§ **Collected data**:
--- start ---
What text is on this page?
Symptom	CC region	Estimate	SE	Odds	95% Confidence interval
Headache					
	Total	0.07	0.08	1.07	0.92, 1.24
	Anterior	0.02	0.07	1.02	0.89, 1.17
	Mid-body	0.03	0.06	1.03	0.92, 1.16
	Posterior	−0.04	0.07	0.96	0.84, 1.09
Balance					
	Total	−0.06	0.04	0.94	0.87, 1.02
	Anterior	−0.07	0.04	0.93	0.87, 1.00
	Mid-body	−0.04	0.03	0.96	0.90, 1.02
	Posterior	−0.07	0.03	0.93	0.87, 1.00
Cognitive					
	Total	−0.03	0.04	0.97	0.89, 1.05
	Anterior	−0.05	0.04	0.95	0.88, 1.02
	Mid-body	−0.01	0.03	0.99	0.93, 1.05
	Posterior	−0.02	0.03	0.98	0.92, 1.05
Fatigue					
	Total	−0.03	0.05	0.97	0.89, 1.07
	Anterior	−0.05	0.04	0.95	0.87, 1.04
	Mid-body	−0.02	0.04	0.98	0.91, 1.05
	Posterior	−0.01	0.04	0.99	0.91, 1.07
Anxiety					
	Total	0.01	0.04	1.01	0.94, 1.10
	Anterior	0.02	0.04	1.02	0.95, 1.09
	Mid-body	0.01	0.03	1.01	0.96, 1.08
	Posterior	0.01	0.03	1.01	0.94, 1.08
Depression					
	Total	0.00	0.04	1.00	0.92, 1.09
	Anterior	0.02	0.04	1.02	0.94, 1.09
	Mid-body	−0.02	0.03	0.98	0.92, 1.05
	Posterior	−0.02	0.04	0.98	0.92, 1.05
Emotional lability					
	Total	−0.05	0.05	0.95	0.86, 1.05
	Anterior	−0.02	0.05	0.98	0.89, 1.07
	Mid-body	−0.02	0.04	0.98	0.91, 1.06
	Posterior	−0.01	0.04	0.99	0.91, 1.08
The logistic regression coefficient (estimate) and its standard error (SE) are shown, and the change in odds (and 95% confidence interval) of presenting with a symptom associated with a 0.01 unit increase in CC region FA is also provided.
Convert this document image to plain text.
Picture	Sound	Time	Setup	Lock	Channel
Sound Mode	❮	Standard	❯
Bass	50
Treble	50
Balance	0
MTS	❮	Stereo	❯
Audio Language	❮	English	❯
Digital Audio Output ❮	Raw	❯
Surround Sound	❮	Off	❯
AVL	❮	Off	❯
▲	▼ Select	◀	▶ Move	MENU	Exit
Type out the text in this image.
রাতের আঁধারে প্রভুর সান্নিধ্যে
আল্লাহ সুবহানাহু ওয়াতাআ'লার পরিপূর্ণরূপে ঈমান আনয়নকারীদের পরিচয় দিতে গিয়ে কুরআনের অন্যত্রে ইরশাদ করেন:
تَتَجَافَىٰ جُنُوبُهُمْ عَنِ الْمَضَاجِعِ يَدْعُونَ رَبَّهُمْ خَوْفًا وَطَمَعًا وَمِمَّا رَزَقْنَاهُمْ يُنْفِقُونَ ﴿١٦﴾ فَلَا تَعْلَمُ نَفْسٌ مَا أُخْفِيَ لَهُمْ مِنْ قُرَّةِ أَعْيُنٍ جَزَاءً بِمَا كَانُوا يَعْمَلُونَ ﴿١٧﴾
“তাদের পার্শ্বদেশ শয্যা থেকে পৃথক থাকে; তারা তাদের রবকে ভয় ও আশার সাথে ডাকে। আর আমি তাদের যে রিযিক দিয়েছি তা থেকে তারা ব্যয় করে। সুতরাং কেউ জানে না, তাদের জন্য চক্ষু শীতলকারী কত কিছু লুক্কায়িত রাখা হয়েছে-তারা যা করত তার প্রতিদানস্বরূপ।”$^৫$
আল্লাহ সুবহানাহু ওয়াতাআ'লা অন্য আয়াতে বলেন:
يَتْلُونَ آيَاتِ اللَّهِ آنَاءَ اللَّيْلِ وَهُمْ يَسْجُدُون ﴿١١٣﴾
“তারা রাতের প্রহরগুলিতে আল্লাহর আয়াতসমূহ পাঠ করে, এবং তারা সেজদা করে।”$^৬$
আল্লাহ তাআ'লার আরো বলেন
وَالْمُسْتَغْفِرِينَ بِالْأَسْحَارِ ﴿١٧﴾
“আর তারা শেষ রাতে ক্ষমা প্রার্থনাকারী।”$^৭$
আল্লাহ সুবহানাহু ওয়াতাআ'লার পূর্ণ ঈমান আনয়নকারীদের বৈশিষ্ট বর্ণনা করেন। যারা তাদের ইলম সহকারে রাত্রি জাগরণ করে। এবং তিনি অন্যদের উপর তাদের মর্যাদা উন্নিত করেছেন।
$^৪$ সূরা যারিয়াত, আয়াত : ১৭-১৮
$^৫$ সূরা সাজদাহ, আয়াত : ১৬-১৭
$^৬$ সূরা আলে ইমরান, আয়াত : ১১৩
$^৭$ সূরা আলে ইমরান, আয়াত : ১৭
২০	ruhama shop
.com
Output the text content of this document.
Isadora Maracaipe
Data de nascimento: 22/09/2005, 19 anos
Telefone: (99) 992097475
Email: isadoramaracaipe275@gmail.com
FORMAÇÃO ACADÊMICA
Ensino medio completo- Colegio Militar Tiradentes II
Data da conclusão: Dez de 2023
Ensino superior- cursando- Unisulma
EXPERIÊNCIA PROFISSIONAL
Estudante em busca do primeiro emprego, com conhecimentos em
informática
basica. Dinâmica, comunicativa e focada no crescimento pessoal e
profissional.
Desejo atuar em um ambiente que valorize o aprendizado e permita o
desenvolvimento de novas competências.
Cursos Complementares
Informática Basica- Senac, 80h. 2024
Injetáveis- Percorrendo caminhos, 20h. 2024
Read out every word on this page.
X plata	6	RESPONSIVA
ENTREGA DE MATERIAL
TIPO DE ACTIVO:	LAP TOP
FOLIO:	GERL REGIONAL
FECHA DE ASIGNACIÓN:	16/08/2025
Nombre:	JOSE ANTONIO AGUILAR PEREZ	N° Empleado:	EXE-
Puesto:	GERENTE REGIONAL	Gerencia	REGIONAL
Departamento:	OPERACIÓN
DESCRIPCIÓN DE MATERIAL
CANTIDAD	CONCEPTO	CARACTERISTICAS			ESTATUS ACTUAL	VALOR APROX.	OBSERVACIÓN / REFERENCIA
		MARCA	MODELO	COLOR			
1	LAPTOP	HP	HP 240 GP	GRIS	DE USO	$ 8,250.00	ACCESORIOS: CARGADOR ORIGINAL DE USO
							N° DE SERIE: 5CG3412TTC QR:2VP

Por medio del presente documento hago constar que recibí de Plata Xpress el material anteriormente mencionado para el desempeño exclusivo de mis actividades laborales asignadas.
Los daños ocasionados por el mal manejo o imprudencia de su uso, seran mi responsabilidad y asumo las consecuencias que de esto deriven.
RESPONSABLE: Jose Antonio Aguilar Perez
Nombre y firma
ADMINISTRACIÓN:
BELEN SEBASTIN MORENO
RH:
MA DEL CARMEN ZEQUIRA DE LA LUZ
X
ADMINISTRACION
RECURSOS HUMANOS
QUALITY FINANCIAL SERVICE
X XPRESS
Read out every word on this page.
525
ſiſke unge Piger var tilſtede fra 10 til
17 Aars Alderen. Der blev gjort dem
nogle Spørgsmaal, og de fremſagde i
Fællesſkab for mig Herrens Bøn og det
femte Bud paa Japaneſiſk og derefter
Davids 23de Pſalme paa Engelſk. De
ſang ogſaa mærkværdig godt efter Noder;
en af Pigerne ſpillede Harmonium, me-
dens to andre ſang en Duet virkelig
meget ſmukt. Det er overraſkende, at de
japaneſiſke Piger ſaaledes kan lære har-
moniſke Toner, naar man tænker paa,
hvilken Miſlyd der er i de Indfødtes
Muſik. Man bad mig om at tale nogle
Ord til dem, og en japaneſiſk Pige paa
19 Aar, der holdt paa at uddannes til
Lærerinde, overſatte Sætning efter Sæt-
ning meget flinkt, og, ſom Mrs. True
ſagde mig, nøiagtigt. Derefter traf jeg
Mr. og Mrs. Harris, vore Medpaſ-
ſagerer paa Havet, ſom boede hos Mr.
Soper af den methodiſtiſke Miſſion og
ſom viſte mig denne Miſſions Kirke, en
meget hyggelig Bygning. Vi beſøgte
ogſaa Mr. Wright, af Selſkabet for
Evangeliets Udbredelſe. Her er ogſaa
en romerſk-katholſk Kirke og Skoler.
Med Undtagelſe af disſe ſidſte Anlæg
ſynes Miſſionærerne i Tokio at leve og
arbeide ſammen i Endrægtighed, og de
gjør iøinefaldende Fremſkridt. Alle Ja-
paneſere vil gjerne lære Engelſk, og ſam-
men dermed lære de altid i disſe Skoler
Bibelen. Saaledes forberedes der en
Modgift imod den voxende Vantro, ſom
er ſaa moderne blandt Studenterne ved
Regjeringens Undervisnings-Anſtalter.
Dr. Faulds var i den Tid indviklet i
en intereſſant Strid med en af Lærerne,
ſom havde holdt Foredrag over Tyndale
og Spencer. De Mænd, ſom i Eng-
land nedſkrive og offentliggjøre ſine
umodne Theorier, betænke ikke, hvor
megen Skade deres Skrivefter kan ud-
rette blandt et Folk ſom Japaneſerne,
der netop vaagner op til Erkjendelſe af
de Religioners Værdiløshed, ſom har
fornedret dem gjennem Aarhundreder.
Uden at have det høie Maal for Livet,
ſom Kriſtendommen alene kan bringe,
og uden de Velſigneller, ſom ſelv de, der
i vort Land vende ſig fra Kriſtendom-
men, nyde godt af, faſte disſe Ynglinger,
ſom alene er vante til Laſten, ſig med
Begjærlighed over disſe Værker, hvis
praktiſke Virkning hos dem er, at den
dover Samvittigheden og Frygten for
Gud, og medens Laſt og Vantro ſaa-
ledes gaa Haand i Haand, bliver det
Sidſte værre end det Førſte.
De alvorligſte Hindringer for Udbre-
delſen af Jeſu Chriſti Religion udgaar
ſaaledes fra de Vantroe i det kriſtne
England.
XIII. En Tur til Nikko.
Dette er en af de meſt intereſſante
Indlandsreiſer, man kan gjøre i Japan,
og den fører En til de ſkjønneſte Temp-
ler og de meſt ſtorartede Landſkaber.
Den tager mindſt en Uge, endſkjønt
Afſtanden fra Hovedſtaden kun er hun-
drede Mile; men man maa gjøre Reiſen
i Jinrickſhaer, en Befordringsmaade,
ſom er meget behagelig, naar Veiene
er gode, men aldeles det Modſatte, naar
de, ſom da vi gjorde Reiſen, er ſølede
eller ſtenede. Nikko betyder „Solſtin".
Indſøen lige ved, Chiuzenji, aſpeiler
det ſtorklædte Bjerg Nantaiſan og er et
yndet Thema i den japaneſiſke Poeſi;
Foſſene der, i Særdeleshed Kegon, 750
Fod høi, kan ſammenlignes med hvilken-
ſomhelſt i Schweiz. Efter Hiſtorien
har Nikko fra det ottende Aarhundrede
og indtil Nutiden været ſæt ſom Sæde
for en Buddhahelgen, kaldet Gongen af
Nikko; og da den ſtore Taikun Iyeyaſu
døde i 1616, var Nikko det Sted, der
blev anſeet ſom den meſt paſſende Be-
--- end ---
§ **GOAL**: Identify the lines of the entries containing the string "holdt". Copy each such line.

§ **EXPECTED OUTPUT**:
19 Aar, der holdt paa at uddannes til
ſom havde holdt Foredrag over Tyndale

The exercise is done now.